┌──

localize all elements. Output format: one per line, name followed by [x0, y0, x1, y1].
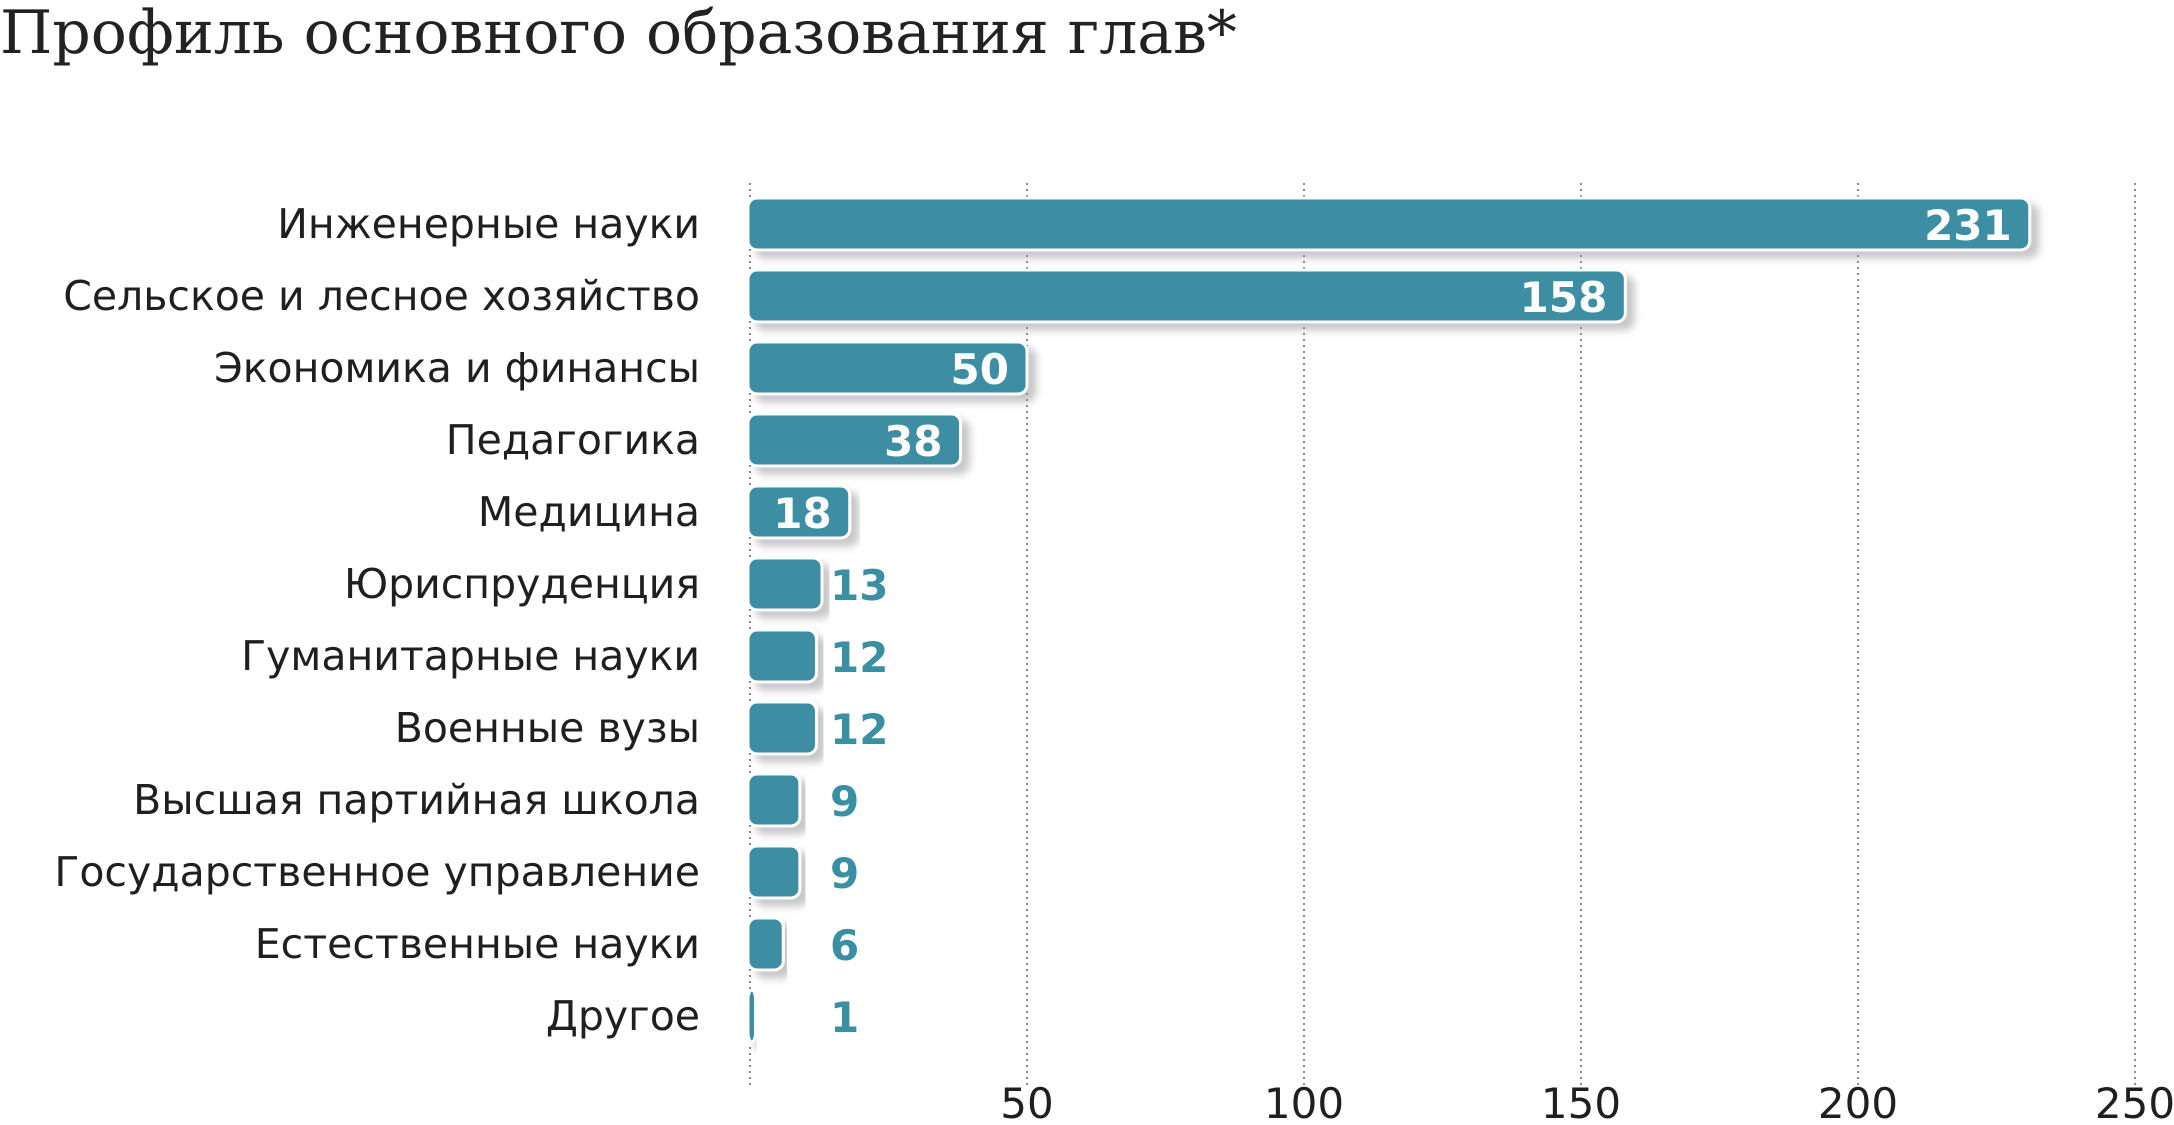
value-label: 9	[830, 777, 859, 826]
bar	[746, 772, 802, 828]
category-label: Высшая партийная школа	[133, 776, 700, 824]
bar	[746, 196, 2032, 252]
value-label: 158	[1520, 273, 1608, 322]
value-label: 231	[1924, 201, 2012, 250]
x-tick-label: 50	[1000, 1079, 1053, 1125]
chart-title: Профиль основного образования глав*	[0, 0, 1237, 68]
bar	[746, 988, 758, 1044]
category-label: Инженерные науки	[277, 200, 700, 248]
bar	[746, 556, 824, 612]
value-label: 13	[830, 561, 888, 610]
value-label: 12	[830, 633, 888, 682]
x-tick-label: 100	[1264, 1079, 1344, 1125]
category-label: Гуманитарные науки	[241, 632, 700, 680]
category-label: Сельское и лесное хозяйство	[63, 272, 700, 320]
value-label: 6	[830, 921, 859, 970]
bars	[746, 196, 2032, 1044]
value-label: 9	[830, 849, 859, 898]
bar	[746, 340, 1029, 396]
x-axis-tick-labels: 50 100 150 200 250	[1000, 1079, 2174, 1125]
value-label: 50	[951, 345, 1009, 394]
x-tick-label: 150	[1541, 1079, 1621, 1125]
category-label: Естественные науки	[255, 920, 700, 968]
value-label: 38	[884, 417, 942, 466]
gridlines	[749, 183, 2136, 1085]
category-label: Государственное управление	[54, 848, 700, 896]
category-label: Юриспруденция	[344, 560, 700, 608]
category-label: Другое	[546, 992, 700, 1040]
x-tick-label: 250	[2095, 1079, 2174, 1125]
bar	[746, 412, 963, 468]
bar	[746, 844, 802, 900]
value-label: 18	[773, 489, 831, 538]
category-labels: Инженерные науки Сельское и лесное хозяйс…	[54, 200, 700, 1040]
bar	[746, 700, 818, 756]
bar	[746, 628, 818, 684]
value-label: 1	[830, 993, 859, 1042]
bar	[746, 916, 785, 972]
x-tick-label: 200	[1818, 1079, 1898, 1125]
bar	[746, 268, 1627, 324]
value-label: 12	[830, 705, 888, 754]
category-label: Педагогика	[446, 416, 700, 464]
category-label: Медицина	[478, 488, 700, 536]
category-label: Экономика и финансы	[214, 344, 700, 392]
bar	[746, 484, 852, 540]
category-label: Военные вузы	[395, 704, 700, 752]
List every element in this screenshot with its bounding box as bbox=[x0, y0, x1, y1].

└──

**To do**
Rewrite the rows above, changing "bounding box" to "enclosing rectangle" and keeping everything else the same. Omit the pictures from your output.

**The solution**
localize all elements. Output format: one per line, name followed by [x0, y0, x1, y1].
value-label: 9	[830, 777, 859, 826]
bar	[746, 772, 802, 828]
category-label: Высшая партийная школа	[133, 776, 700, 824]
bar	[746, 196, 2032, 252]
value-label: 158	[1520, 273, 1608, 322]
value-label: 231	[1924, 201, 2012, 250]
x-tick-label: 50	[1000, 1079, 1053, 1125]
chart-title: Профиль основного образования глав*	[0, 0, 1237, 68]
bar	[746, 988, 758, 1044]
category-label: Инженерные науки	[277, 200, 700, 248]
bar	[746, 556, 824, 612]
value-label: 13	[830, 561, 888, 610]
value-label: 12	[830, 633, 888, 682]
x-tick-label: 100	[1264, 1079, 1344, 1125]
category-label: Гуманитарные науки	[241, 632, 700, 680]
category-label: Сельское и лесное хозяйство	[63, 272, 700, 320]
value-label: 6	[830, 921, 859, 970]
bars	[746, 196, 2032, 1044]
value-label: 9	[830, 849, 859, 898]
bar	[746, 340, 1029, 396]
x-axis-tick-labels: 50 100 150 200 250	[1000, 1079, 2174, 1125]
value-label: 50	[951, 345, 1009, 394]
x-tick-label: 150	[1541, 1079, 1621, 1125]
category-label: Естественные науки	[255, 920, 700, 968]
value-label: 38	[884, 417, 942, 466]
gridlines	[749, 183, 2136, 1085]
category-label: Государственное управление	[54, 848, 700, 896]
category-label: Юриспруденция	[344, 560, 700, 608]
category-label: Другое	[546, 992, 700, 1040]
x-tick-label: 250	[2095, 1079, 2174, 1125]
bar	[746, 412, 963, 468]
bar	[746, 844, 802, 900]
value-label: 18	[773, 489, 831, 538]
category-labels: Инженерные науки Сельское и лесное хозяйс…	[54, 200, 700, 1040]
bar	[746, 700, 818, 756]
bar	[746, 628, 818, 684]
value-label: 1	[830, 993, 859, 1042]
bar	[746, 916, 785, 972]
x-tick-label: 200	[1818, 1079, 1898, 1125]
bar	[746, 268, 1627, 324]
value-label: 12	[830, 705, 888, 754]
category-label: Педагогика	[446, 416, 700, 464]
category-label: Медицина	[478, 488, 700, 536]
category-label: Экономика и финансы	[214, 344, 700, 392]
bar	[746, 484, 852, 540]
category-label: Военные вузы	[395, 704, 700, 752]
List every element in this screenshot with its enclosing rectangle as bbox=[x0, y0, x1, y1].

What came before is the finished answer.